## Objective
Write out the material exactly, without any of its pictures.

## Information provided
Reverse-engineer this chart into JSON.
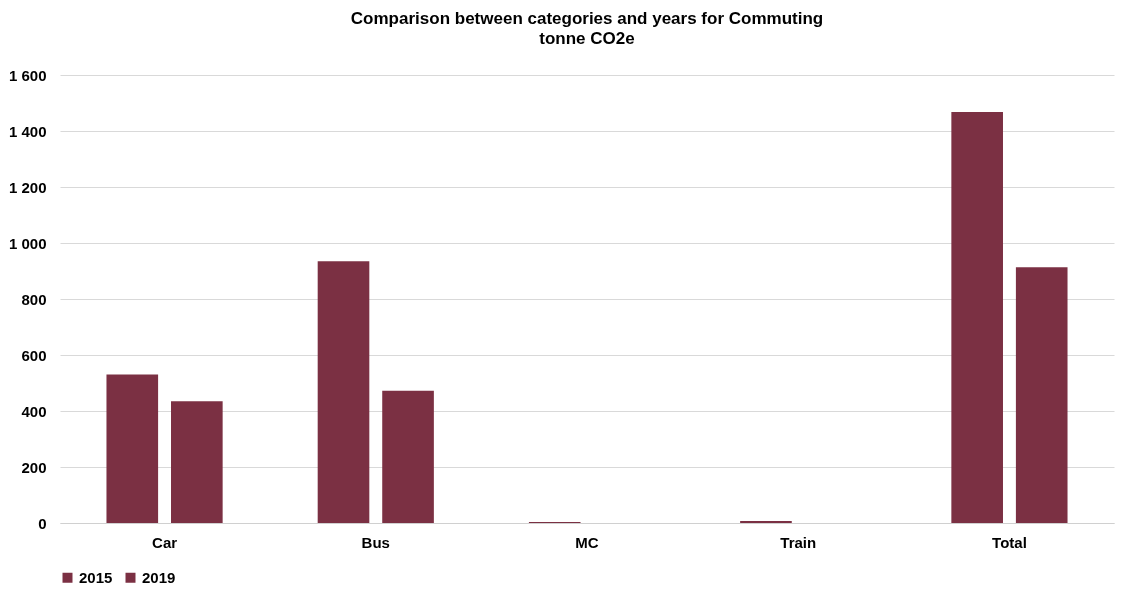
{
  "chart_data": {
    "type": "bar",
    "title": "Comparison between categories and years for Commuting",
    "subtitle": "tonne CO2e",
    "categories": [
      "Car",
      "Bus",
      "MC",
      "Train",
      "Total"
    ],
    "series": [
      {
        "name": "2015",
        "color": "#7b3043",
        "values": [
          530,
          935,
          4,
          7,
          1468
        ]
      },
      {
        "name": "2019",
        "color": "#7b3043",
        "values": [
          435,
          472,
          0,
          0,
          913
        ]
      }
    ],
    "ylim": [
      0,
      1600
    ],
    "yticks": [
      0,
      200,
      400,
      600,
      800,
      {
        "value": 1000,
        "label": "1 000"
      },
      {
        "value": 1200,
        "label": "1 200"
      },
      {
        "value": 1400,
        "label": "1 400"
      },
      {
        "value": 1600,
        "label": "1 600"
      }
    ],
    "grid": "y",
    "legend": "bottom"
  }
}
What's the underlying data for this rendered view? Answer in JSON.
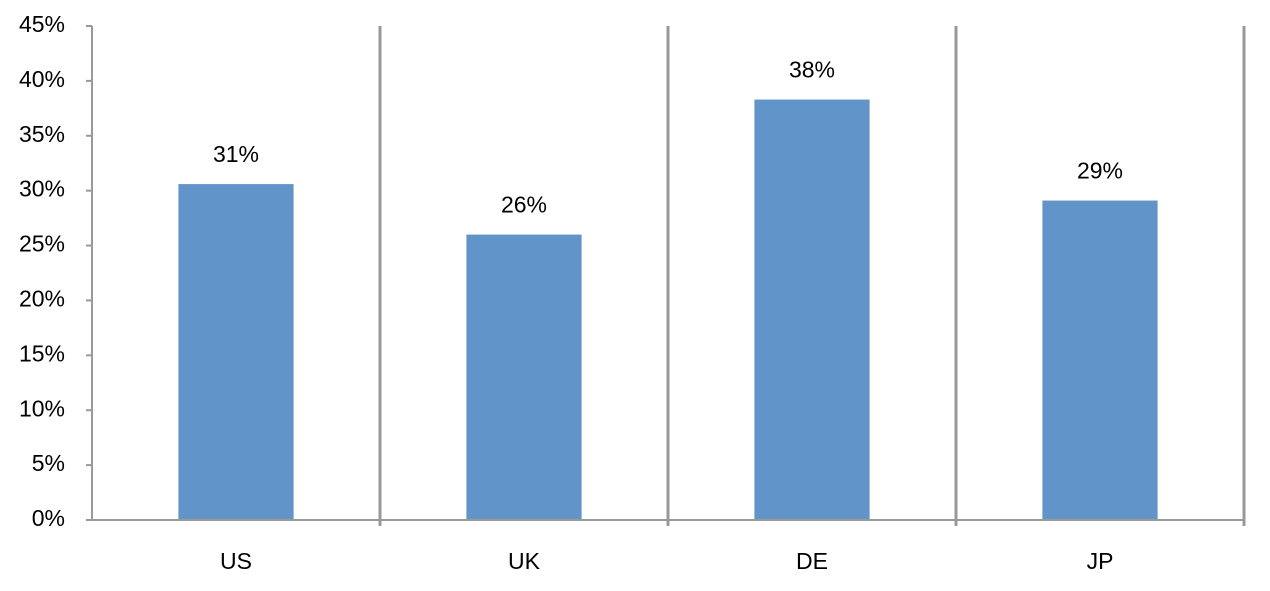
{
  "chart_data": {
    "type": "bar",
    "categories": [
      "US",
      "UK",
      "DE",
      "JP"
    ],
    "values": [
      30.6,
      26.0,
      38.3,
      29.1
    ],
    "value_labels": [
      "31%",
      "26%",
      "38%",
      "29%"
    ],
    "color": "#6195c9",
    "ylim": [
      0,
      45
    ],
    "yticks": [
      {
        "value": 0,
        "label": "0%"
      },
      {
        "value": 5,
        "label": "5%"
      },
      {
        "value": 10,
        "label": "10%"
      },
      {
        "value": 15,
        "label": "15%"
      },
      {
        "value": 20,
        "label": "20%"
      },
      {
        "value": 25,
        "label": "25%"
      },
      {
        "value": 30,
        "label": "30%"
      },
      {
        "value": 35,
        "label": "35%"
      },
      {
        "value": 40,
        "label": "40%"
      },
      {
        "value": 45,
        "label": "45%"
      }
    ]
  }
}
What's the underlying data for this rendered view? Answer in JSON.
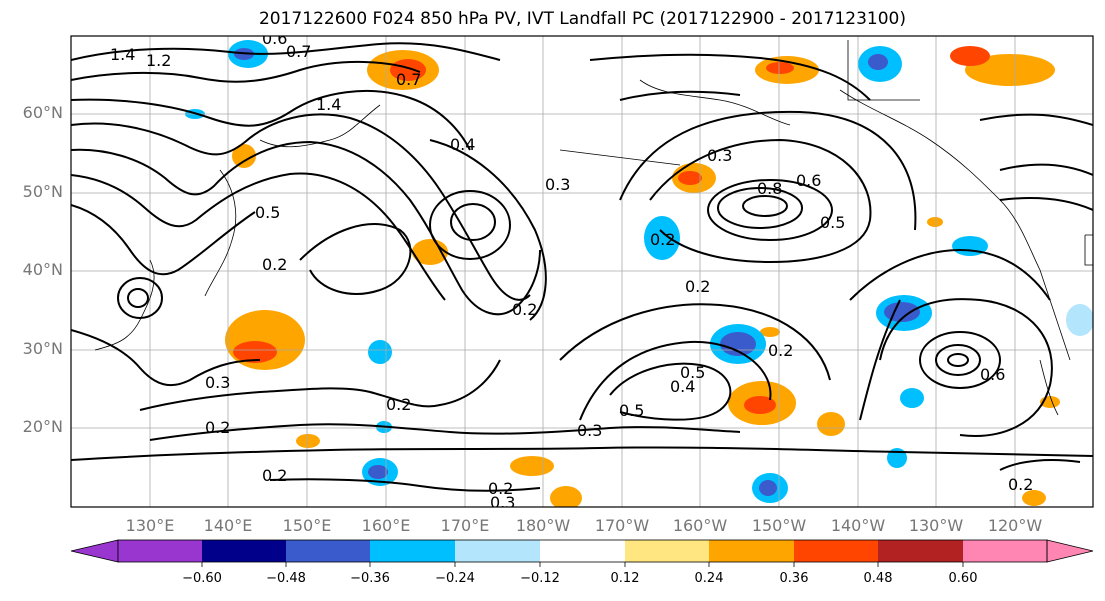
{
  "title": "2017122600 F024 850 hPa PV, IVT Landfall PC (2017122900 - 2017123100)",
  "lat_labels": [
    "60°N",
    "50°N",
    "40°N",
    "30°N",
    "20°N"
  ],
  "lon_labels": [
    "130°E",
    "140°E",
    "150°E",
    "160°E",
    "170°E",
    "180°W",
    "170°W",
    "160°W",
    "150°W",
    "140°W",
    "130°W",
    "120°W"
  ],
  "colorbar": {
    "ticks": [
      "−0.60",
      "−0.48",
      "−0.36",
      "−0.24",
      "−0.12",
      "0.12",
      "0.24",
      "0.36",
      "0.48",
      "0.60"
    ],
    "colors": [
      "#9a36d0",
      "#00008b",
      "#3a5bcc",
      "#00bfff",
      "#b3e5fc",
      "#ffffff",
      "#ffe680",
      "#ffa500",
      "#ff4500",
      "#b22222",
      "#ff85b3"
    ]
  },
  "contour_labels": [
    "1.4",
    "1.2",
    "0.7",
    "0.6",
    "0.5",
    "1.4",
    "0.4",
    "0.3",
    "0.2",
    "0.8",
    "0.6",
    "0.5",
    "0.3",
    "0.2",
    "0.3",
    "0.2",
    "0.2",
    "0.3",
    "0.2",
    "0.5",
    "0.5",
    "0.2",
    "0.2",
    "0.4",
    "0.3",
    "0.2",
    "0.2",
    "0.2",
    "0.6",
    "0.7"
  ]
}
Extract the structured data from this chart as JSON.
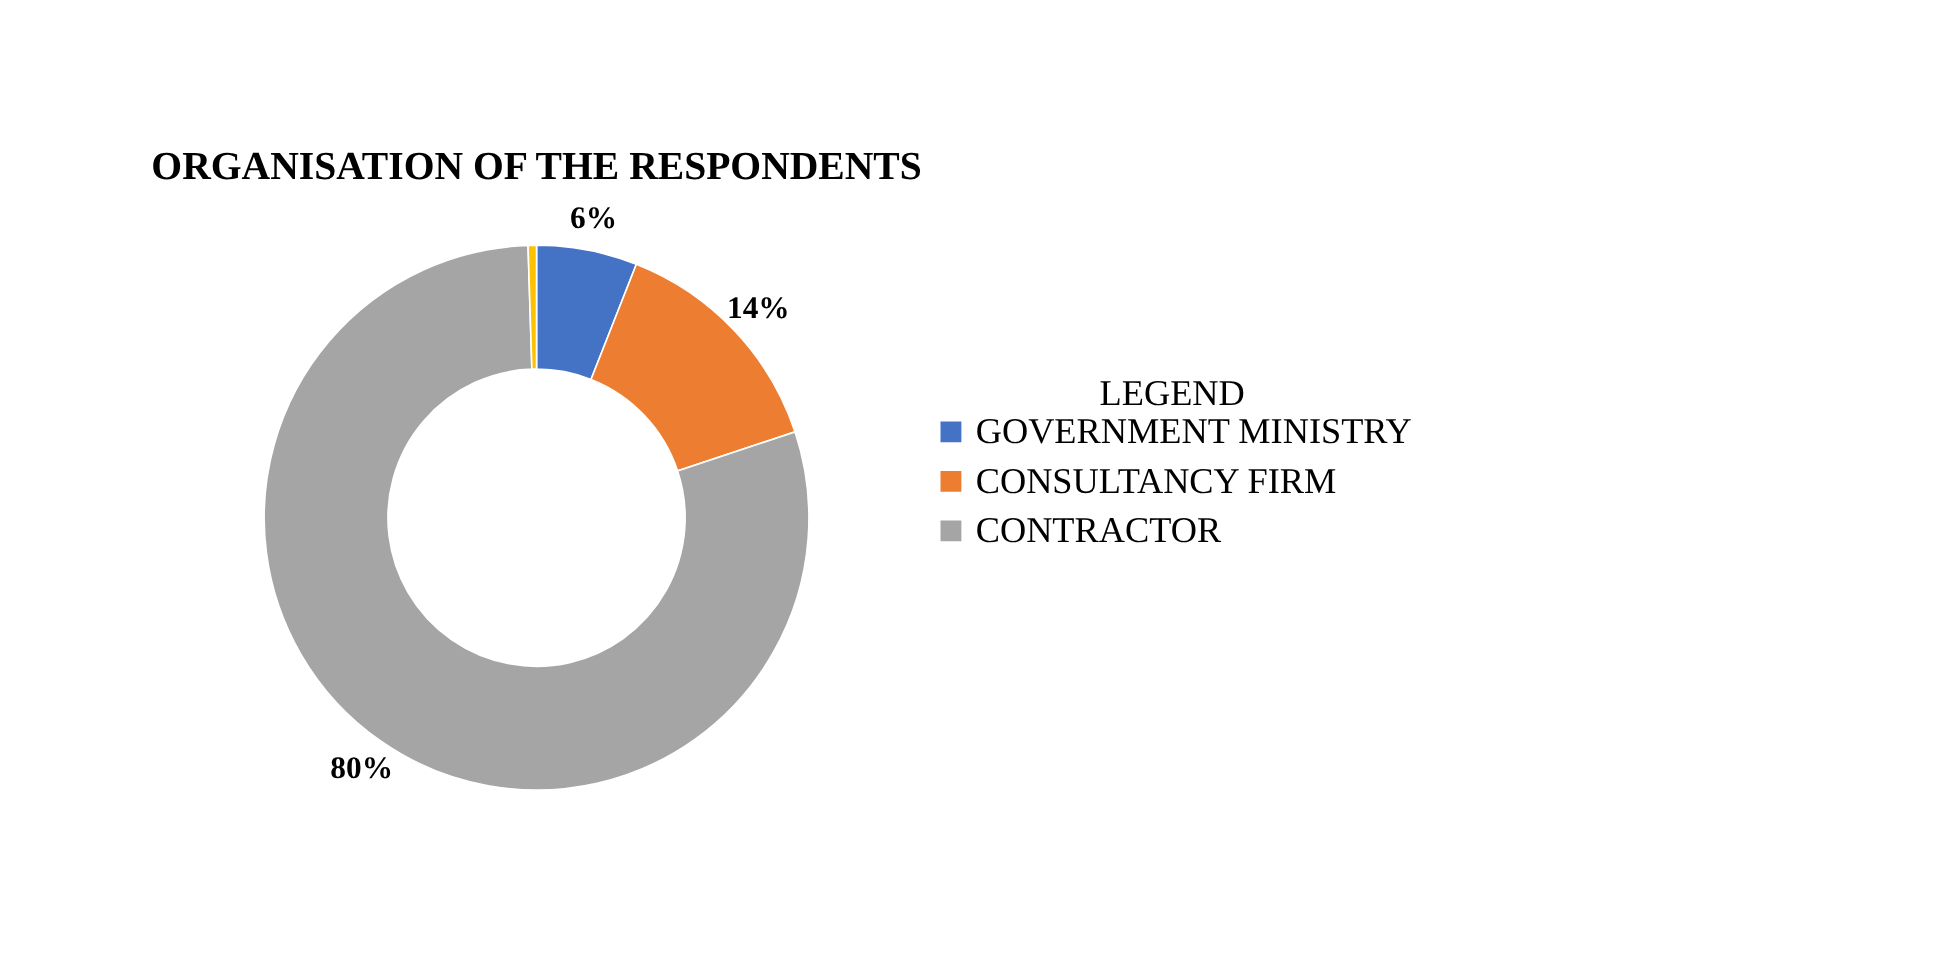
{
  "chart_data": {
    "type": "donut",
    "title": "ORGANISATION OF THE RESPONDENTS",
    "legend_title": "LEGEND",
    "legend": "right",
    "categories": [
      "GOVERNMENT MINISTRY",
      "CONSULTANCY FIRM",
      "CONTRACTOR",
      null
    ],
    "values": [
      6,
      14,
      80,
      0.5
    ],
    "colors": [
      "#4472c4",
      "#ed7d31",
      "#a5a5a5",
      "#ffc000"
    ],
    "value_labels": [
      "6%",
      "14%",
      "80%",
      null
    ]
  }
}
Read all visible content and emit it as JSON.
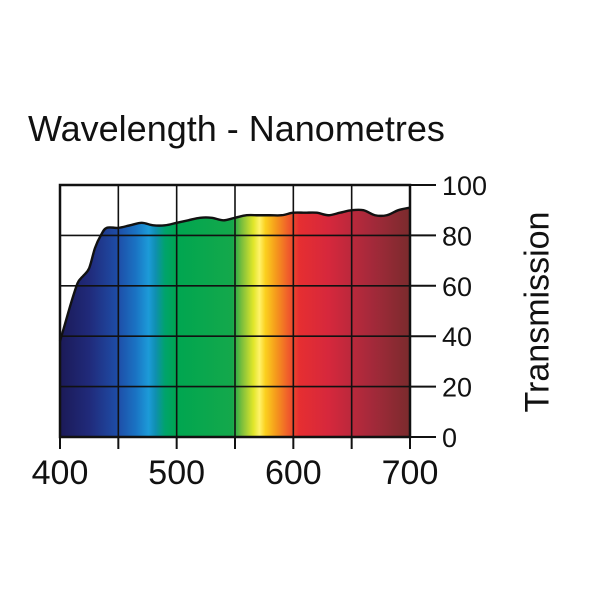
{
  "chart_data": {
    "type": "area",
    "title": "Wavelength - Nanometres",
    "xlabel": "Wavelength - Nanometres",
    "ylabel": "Transmission",
    "xlim": [
      400,
      700
    ],
    "ylim": [
      0,
      100
    ],
    "xticks": [
      400,
      500,
      600,
      700
    ],
    "xtick_labels": [
      "400",
      "500",
      "600",
      "700"
    ],
    "yticks": [
      0,
      20,
      40,
      60,
      80,
      100
    ],
    "ytick_labels": [
      "0",
      "20",
      "40",
      "60",
      "80",
      "100"
    ],
    "grid": true,
    "grid_x": [
      400,
      450,
      500,
      550,
      600,
      650,
      700
    ],
    "grid_y": [
      0,
      20,
      40,
      60,
      80,
      100
    ],
    "y_axis_side": "right",
    "fill": "visible-spectrum gradient",
    "series": [
      {
        "name": "Transmission",
        "x": [
          400,
          405,
          410,
          415,
          418,
          420,
          425,
          430,
          435,
          440,
          450,
          460,
          470,
          480,
          490,
          500,
          510,
          520,
          530,
          540,
          550,
          560,
          570,
          580,
          590,
          600,
          610,
          620,
          630,
          640,
          650,
          660,
          670,
          680,
          690,
          700
        ],
        "values": [
          38,
          46,
          54,
          61,
          63,
          64,
          67,
          75,
          80,
          83,
          83,
          84,
          85,
          84,
          84,
          85,
          86,
          87,
          87,
          86,
          87,
          88,
          88,
          88,
          88,
          89,
          89,
          89,
          88,
          89,
          90,
          90,
          88,
          88,
          90,
          91
        ]
      }
    ],
    "gradient_stops": [
      {
        "x": 400,
        "color": "#1b1a57"
      },
      {
        "x": 425,
        "color": "#202a7a"
      },
      {
        "x": 450,
        "color": "#1e4ea8"
      },
      {
        "x": 465,
        "color": "#1a73c3"
      },
      {
        "x": 476,
        "color": "#1c9bd8"
      },
      {
        "x": 482,
        "color": "#0f8fb0"
      },
      {
        "x": 490,
        "color": "#00a36b"
      },
      {
        "x": 500,
        "color": "#00a650"
      },
      {
        "x": 548,
        "color": "#14a84b"
      },
      {
        "x": 556,
        "color": "#7dbf3c"
      },
      {
        "x": 566,
        "color": "#e2e72a"
      },
      {
        "x": 571,
        "color": "#fff26a"
      },
      {
        "x": 576,
        "color": "#fbd01e"
      },
      {
        "x": 585,
        "color": "#f59a1c"
      },
      {
        "x": 595,
        "color": "#f0602a"
      },
      {
        "x": 605,
        "color": "#e62e31"
      },
      {
        "x": 630,
        "color": "#d6283c"
      },
      {
        "x": 665,
        "color": "#a7293b"
      },
      {
        "x": 700,
        "color": "#7a2b2d"
      }
    ]
  }
}
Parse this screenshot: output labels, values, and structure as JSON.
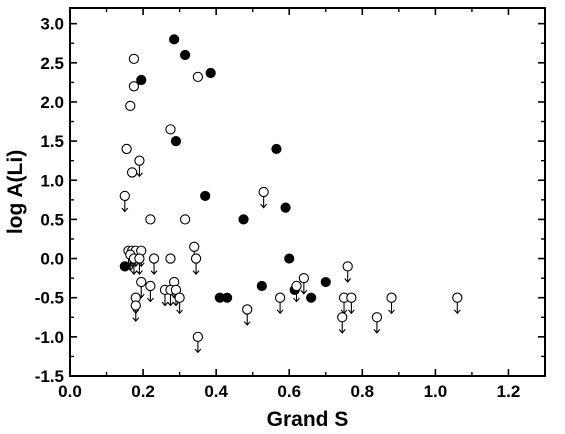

## Exercise result
Reverse-engineer this chart into JSON.
{
  "chart_data": {
    "type": "bar",
    "title": "Comparison between categories and years for Commuting",
    "subtitle": "tonne CO2e",
    "categories": [
      "Car",
      "Bus",
      "MC",
      "Train",
      "Total"
    ],
    "series": [
      {
        "name": "2015",
        "color": "#7b3043",
        "values": [
          530,
          935,
          4,
          7,
          1468
        ]
      },
      {
        "name": "2019",
        "color": "#7b3043",
        "values": [
          435,
          472,
          0,
          0,
          913
        ]
      }
    ],
    "ylim": [
      0,
      1600
    ],
    "yticks": [
      0,
      200,
      400,
      600,
      800,
      {
        "value": 1000,
        "label": "1 000"
      },
      {
        "value": 1200,
        "label": "1 200"
      },
      {
        "value": 1400,
        "label": "1 400"
      },
      {
        "value": 1600,
        "label": "1 600"
      }
    ],
    "grid": "y",
    "legend": "bottom"
  }
}
What's the underlying data for this rendered view? Answer in JSON.
{
  "chart_data": {
    "type": "bar",
    "categories": [
      "US",
      "UK",
      "DE",
      "JP"
    ],
    "values": [
      30.6,
      26.0,
      38.3,
      29.1
    ],
    "value_labels": [
      "31%",
      "26%",
      "38%",
      "29%"
    ],
    "color": "#6195c9",
    "ylim": [
      0,
      45
    ],
    "yticks": [
      {
        "value": 0,
        "label": "0%"
      },
      {
        "value": 5,
        "label": "5%"
      },
      {
        "value": 10,
        "label": "10%"
      },
      {
        "value": 15,
        "label": "15%"
      },
      {
        "value": 20,
        "label": "20%"
      },
      {
        "value": 25,
        "label": "25%"
      },
      {
        "value": 30,
        "label": "30%"
      },
      {
        "value": 35,
        "label": "35%"
      },
      {
        "value": 40,
        "label": "40%"
      },
      {
        "value": 45,
        "label": "45%"
      }
    ]
  }
}
What's the underlying data for this rendered view? Answer in JSON.
{
  "title": "2017122600 F024 850 hPa PV, IVT Landfall PC (2017122900 - 2017123100)",
  "lat_labels": [
    "60°N",
    "50°N",
    "40°N",
    "30°N",
    "20°N"
  ],
  "lon_labels": [
    "130°E",
    "140°E",
    "150°E",
    "160°E",
    "170°E",
    "180°W",
    "170°W",
    "160°W",
    "150°W",
    "140°W",
    "130°W",
    "120°W"
  ],
  "colorbar": {
    "ticks": [
      "−0.60",
      "−0.48",
      "−0.36",
      "−0.24",
      "−0.12",
      "0.12",
      "0.24",
      "0.36",
      "0.48",
      "0.60"
    ],
    "colors": [
      "#9a36d0",
      "#00008b",
      "#3a5bcc",
      "#00bfff",
      "#b3e5fc",
      "#ffffff",
      "#ffe680",
      "#ffa500",
      "#ff4500",
      "#b22222",
      "#ff85b3"
    ]
  },
  "contour_labels": [
    "1.4",
    "1.2",
    "0.7",
    "0.6",
    "0.5",
    "1.4",
    "0.4",
    "0.3",
    "0.2",
    "0.8",
    "0.6",
    "0.5",
    "0.3",
    "0.2",
    "0.3",
    "0.2",
    "0.2",
    "0.3",
    "0.2",
    "0.5",
    "0.5",
    "0.2",
    "0.2",
    "0.4",
    "0.3",
    "0.2",
    "0.2",
    "0.2",
    "0.6",
    "0.7"
  ]
}
Extract the structured data from this chart as JSON.
{
  "chart_data": {
    "type": "donut",
    "title": "ORGANISATION OF THE RESPONDENTS",
    "legend_title": "LEGEND",
    "legend": "right",
    "categories": [
      "GOVERNMENT MINISTRY",
      "CONSULTANCY FIRM",
      "CONTRACTOR",
      null
    ],
    "values": [
      6,
      14,
      80,
      0.5
    ],
    "colors": [
      "#4472c4",
      "#ed7d31",
      "#a5a5a5",
      "#ffc000"
    ],
    "value_labels": [
      "6%",
      "14%",
      "80%",
      null
    ]
  }
}
Read all visible content and emit it as JSON.
{
  "chart_data": {
    "type": "area",
    "title": "Wavelength - Nanometres",
    "xlabel": "Wavelength - Nanometres",
    "ylabel": "Transmission",
    "xlim": [
      400,
      700
    ],
    "ylim": [
      0,
      100
    ],
    "xticks": [
      400,
      500,
      600,
      700
    ],
    "xtick_labels": [
      "400",
      "500",
      "600",
      "700"
    ],
    "yticks": [
      0,
      20,
      40,
      60,
      80,
      100
    ],
    "ytick_labels": [
      "0",
      "20",
      "40",
      "60",
      "80",
      "100"
    ],
    "grid": true,
    "grid_x": [
      400,
      450,
      500,
      550,
      600,
      650,
      700
    ],
    "grid_y": [
      0,
      20,
      40,
      60,
      80,
      100
    ],
    "y_axis_side": "right",
    "fill": "visible-spectrum gradient",
    "series": [
      {
        "name": "Transmission",
        "x": [
          400,
          405,
          410,
          415,
          418,
          420,
          425,
          430,
          435,
          440,
          450,
          460,
          470,
          480,
          490,
          500,
          510,
          520,
          530,
          540,
          550,
          560,
          570,
          580,
          590,
          600,
          610,
          620,
          630,
          640,
          650,
          660,
          670,
          680,
          690,
          700
        ],
        "values": [
          38,
          46,
          54,
          61,
          63,
          64,
          67,
          75,
          80,
          83,
          83,
          84,
          85,
          84,
          84,
          85,
          86,
          87,
          87,
          86,
          87,
          88,
          88,
          88,
          88,
          89,
          89,
          89,
          88,
          89,
          90,
          90,
          88,
          88,
          90,
          91
        ]
      }
    ],
    "gradient_stops": [
      {
        "x": 400,
        "color": "#1b1a57"
      },
      {
        "x": 425,
        "color": "#202a7a"
      },
      {
        "x": 450,
        "color": "#1e4ea8"
      },
      {
        "x": 465,
        "color": "#1a73c3"
      },
      {
        "x": 476,
        "color": "#1c9bd8"
      },
      {
        "x": 482,
        "color": "#0f8fb0"
      },
      {
        "x": 490,
        "color": "#00a36b"
      },
      {
        "x": 500,
        "color": "#00a650"
      },
      {
        "x": 548,
        "color": "#14a84b"
      },
      {
        "x": 556,
        "color": "#7dbf3c"
      },
      {
        "x": 566,
        "color": "#e2e72a"
      },
      {
        "x": 571,
        "color": "#fff26a"
      },
      {
        "x": 576,
        "color": "#fbd01e"
      },
      {
        "x": 585,
        "color": "#f59a1c"
      },
      {
        "x": 595,
        "color": "#f0602a"
      },
      {
        "x": 605,
        "color": "#e62e31"
      },
      {
        "x": 630,
        "color": "#d6283c"
      },
      {
        "x": 665,
        "color": "#a7293b"
      },
      {
        "x": 700,
        "color": "#7a2b2d"
      }
    ]
  }
}
Parse this screenshot: output labels, values, and structure as JSON.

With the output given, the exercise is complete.